(Saved entries)

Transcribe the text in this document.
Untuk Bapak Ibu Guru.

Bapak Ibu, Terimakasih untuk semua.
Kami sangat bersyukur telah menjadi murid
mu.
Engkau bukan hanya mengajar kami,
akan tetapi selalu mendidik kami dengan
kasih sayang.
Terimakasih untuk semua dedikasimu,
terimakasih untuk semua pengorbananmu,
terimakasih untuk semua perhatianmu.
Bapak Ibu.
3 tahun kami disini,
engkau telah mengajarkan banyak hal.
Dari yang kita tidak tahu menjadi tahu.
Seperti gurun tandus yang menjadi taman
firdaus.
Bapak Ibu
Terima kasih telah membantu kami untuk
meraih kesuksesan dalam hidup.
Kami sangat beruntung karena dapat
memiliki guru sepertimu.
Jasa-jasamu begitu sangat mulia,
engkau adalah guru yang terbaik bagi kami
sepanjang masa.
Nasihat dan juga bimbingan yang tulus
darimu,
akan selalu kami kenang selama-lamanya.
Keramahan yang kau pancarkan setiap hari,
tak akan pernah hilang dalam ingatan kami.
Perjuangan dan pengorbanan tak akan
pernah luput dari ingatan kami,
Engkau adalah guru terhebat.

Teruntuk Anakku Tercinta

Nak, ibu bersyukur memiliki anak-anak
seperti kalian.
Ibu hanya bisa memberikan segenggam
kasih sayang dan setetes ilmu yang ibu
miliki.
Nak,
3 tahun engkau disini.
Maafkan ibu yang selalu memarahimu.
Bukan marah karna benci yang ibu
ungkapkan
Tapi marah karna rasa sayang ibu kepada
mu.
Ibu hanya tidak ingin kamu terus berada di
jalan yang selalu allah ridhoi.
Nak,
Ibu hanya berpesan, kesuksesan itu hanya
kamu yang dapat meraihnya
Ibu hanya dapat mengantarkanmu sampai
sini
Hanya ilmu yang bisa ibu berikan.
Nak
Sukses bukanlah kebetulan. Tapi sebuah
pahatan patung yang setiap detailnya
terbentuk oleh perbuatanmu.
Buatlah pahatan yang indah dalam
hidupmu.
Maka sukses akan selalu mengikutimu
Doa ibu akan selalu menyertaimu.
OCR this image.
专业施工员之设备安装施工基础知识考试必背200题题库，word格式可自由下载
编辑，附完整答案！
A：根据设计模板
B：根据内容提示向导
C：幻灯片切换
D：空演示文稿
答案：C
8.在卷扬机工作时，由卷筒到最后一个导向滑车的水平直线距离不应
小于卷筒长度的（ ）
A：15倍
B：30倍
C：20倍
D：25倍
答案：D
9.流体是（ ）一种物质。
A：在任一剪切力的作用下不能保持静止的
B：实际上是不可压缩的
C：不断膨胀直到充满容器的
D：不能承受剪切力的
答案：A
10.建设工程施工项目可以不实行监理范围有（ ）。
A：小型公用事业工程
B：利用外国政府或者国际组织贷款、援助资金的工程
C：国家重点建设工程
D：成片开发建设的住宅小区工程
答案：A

▶ **YOUR OBJECTIVE**: Find each line with the string "memiliki" and copy it out.

▶ **TASK ANSWER**:
memiliki guru sepertimu.
Nak, ibu bersyukur memiliki anak-anak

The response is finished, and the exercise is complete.